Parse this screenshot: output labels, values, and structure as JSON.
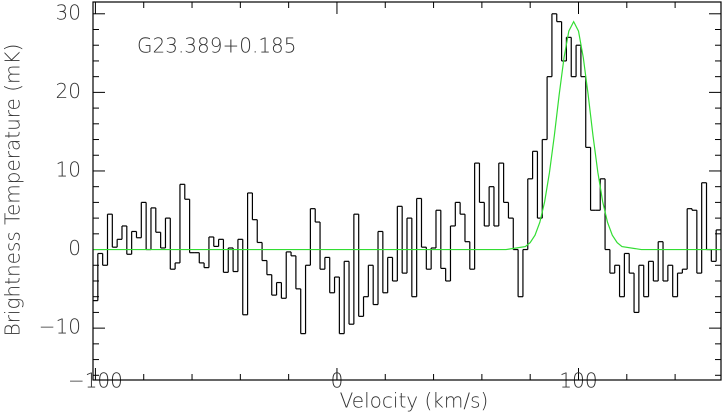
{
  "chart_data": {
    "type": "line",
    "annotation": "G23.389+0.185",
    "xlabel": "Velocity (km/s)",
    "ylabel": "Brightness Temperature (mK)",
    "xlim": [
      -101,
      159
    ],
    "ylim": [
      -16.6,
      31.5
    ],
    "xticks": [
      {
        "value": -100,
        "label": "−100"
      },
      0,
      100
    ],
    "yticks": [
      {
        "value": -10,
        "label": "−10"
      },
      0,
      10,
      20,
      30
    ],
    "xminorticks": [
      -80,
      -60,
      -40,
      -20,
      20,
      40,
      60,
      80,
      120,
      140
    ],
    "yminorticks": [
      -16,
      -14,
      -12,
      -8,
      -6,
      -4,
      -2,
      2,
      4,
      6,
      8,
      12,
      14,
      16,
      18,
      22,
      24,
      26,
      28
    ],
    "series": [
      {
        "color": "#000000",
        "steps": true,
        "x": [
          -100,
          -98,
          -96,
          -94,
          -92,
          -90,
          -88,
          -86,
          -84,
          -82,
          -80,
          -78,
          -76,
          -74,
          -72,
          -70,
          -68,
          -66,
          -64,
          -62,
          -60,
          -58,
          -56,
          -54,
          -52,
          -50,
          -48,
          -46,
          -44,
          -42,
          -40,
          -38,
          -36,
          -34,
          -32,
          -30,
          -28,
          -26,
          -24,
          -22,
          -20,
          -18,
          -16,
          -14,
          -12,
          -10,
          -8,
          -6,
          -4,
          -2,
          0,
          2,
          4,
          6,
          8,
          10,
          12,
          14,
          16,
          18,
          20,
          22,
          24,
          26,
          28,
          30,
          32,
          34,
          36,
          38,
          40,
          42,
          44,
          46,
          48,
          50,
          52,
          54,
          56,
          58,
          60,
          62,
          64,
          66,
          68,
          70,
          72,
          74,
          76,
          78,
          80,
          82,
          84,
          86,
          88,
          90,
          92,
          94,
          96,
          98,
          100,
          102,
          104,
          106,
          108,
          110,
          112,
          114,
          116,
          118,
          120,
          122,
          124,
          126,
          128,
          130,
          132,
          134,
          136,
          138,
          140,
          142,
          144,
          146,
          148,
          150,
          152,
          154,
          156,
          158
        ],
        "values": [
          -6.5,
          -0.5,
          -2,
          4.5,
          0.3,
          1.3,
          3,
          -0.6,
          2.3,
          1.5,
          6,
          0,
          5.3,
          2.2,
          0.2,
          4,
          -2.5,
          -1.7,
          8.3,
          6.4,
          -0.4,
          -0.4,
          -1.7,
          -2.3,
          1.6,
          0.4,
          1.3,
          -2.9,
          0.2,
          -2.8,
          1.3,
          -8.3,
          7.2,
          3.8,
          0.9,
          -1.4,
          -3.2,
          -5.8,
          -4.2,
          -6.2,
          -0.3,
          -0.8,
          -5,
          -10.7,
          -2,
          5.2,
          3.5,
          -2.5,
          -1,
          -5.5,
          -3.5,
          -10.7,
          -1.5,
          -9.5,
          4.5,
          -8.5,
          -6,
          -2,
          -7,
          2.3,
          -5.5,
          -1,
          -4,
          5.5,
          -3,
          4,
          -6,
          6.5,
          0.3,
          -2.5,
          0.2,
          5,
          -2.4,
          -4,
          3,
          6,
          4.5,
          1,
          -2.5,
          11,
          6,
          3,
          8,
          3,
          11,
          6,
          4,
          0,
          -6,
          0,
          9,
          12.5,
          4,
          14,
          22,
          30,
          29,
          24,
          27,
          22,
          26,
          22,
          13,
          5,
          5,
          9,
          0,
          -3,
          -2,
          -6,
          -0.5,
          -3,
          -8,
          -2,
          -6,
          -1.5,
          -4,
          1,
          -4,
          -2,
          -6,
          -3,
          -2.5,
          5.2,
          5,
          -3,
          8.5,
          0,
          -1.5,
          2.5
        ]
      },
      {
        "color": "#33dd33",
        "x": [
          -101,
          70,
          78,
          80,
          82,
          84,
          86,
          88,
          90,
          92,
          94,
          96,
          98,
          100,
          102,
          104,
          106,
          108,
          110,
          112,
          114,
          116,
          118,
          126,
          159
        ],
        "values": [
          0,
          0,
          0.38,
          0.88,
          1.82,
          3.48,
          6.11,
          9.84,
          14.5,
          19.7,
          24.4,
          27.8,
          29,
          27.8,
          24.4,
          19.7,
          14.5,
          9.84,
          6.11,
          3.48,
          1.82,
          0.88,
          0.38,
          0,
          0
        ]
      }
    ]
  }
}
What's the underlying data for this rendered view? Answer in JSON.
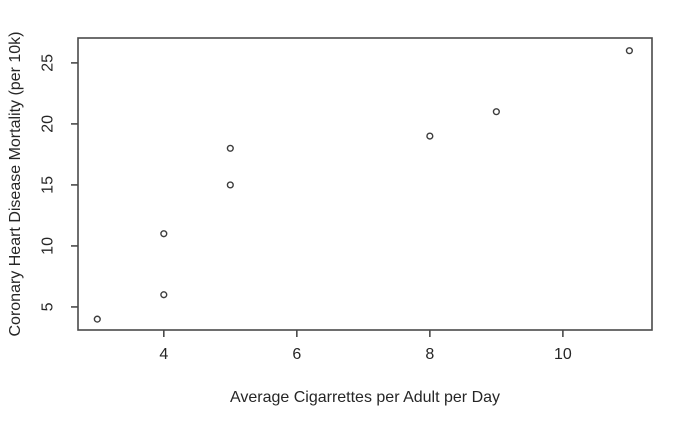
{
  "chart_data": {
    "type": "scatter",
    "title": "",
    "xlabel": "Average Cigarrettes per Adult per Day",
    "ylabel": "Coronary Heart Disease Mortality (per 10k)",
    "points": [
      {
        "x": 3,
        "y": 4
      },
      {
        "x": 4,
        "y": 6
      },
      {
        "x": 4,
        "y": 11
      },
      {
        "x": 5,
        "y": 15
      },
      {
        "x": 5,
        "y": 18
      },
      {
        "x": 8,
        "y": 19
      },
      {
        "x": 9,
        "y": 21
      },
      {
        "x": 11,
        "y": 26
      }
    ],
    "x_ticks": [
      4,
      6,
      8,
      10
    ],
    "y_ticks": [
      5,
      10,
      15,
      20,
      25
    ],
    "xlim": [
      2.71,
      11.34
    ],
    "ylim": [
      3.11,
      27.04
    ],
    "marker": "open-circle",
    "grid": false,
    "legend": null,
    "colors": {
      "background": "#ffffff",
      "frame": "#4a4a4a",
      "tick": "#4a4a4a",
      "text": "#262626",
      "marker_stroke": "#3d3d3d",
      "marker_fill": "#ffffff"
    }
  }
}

----

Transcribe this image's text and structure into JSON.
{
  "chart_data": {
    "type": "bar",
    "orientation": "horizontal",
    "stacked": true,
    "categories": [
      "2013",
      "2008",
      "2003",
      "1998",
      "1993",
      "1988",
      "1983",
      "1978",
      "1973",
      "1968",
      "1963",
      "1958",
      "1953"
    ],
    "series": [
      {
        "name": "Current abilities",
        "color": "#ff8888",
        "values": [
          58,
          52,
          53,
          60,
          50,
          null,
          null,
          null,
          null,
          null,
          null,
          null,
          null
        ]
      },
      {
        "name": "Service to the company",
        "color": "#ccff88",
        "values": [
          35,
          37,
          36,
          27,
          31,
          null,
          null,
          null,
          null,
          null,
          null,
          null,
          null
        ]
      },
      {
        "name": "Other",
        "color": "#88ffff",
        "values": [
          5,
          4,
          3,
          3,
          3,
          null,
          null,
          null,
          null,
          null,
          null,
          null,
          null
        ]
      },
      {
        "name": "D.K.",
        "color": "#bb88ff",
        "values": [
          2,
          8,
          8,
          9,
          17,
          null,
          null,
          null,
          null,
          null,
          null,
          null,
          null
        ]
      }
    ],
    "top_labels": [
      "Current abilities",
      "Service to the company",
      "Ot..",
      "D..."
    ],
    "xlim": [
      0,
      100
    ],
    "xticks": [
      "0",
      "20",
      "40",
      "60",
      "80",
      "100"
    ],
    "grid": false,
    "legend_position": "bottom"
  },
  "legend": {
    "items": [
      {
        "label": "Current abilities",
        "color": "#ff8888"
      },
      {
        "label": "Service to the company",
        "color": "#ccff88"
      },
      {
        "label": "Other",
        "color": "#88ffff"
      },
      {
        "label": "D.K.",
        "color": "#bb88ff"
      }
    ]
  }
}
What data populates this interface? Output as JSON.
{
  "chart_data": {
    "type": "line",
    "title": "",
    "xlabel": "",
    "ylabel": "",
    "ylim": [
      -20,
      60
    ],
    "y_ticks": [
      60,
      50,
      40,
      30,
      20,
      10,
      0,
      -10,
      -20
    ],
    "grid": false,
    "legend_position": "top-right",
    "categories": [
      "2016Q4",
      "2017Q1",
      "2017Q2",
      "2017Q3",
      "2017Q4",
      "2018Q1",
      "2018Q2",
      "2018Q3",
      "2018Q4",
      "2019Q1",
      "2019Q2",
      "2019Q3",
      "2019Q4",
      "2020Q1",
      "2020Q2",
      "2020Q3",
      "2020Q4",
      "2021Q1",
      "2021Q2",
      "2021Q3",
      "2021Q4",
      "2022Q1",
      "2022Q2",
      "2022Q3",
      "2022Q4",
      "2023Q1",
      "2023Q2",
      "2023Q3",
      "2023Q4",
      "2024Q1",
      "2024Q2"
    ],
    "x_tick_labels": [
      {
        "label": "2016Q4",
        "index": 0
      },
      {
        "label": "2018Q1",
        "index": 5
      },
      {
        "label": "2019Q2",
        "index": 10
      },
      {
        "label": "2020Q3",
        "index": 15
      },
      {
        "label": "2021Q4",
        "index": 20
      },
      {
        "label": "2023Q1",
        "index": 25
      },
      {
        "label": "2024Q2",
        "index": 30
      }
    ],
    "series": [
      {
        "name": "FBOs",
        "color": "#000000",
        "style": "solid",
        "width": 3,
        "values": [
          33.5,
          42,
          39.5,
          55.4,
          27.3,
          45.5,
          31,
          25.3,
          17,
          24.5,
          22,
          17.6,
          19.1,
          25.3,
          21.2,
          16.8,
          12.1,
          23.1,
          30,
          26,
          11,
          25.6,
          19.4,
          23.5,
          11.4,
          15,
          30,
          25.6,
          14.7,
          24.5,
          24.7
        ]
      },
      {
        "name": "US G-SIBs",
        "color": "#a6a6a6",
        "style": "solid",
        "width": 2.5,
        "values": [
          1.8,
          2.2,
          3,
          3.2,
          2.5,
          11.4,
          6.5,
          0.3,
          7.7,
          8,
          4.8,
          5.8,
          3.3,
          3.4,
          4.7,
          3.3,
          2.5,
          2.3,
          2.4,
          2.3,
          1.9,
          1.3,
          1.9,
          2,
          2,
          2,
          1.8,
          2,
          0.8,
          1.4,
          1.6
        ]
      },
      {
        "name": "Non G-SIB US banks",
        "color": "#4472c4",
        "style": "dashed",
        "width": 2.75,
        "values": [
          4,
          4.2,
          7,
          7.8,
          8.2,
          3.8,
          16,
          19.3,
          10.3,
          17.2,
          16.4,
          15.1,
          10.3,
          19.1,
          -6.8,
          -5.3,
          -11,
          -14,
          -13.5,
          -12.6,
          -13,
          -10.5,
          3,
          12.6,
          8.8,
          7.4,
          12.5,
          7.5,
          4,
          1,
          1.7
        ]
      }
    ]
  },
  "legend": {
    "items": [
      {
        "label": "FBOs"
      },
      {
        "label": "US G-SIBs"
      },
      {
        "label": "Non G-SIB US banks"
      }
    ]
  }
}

----

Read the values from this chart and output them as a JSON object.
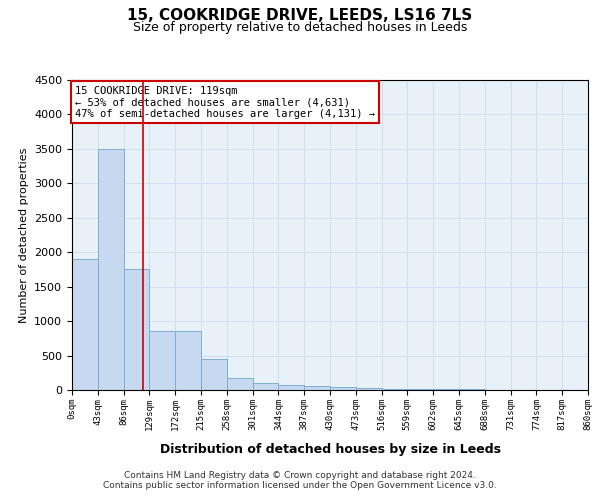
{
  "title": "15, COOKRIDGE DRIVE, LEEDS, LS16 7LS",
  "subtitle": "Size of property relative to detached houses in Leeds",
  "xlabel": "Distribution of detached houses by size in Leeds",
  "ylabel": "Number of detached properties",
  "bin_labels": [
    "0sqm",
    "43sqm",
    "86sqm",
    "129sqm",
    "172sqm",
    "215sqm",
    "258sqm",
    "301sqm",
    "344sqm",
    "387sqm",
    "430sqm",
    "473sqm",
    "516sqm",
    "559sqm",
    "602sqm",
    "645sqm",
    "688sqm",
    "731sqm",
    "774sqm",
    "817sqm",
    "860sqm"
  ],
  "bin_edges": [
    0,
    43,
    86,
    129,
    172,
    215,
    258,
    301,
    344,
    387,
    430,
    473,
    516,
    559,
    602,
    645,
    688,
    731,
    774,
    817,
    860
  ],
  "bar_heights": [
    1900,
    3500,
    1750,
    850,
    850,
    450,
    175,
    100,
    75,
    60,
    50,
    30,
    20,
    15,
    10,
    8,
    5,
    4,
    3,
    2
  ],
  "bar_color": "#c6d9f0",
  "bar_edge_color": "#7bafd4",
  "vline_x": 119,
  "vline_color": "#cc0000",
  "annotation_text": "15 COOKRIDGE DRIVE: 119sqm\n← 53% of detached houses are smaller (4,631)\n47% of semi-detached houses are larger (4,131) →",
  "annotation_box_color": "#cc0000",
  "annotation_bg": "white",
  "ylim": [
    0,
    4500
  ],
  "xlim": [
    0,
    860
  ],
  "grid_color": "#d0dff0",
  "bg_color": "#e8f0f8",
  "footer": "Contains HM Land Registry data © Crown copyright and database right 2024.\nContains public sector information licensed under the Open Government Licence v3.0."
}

----

Which lines contain "name"? Copy each of them out.

- _Response to this task_
        "name": "Current abilities",
        "name": "Service to the company",
        "name": "Other",
        "name": "D.K.",
        "name": "FBOs",
        "name": "US G-SIBs",
        "name": "Non G-SIB US banks",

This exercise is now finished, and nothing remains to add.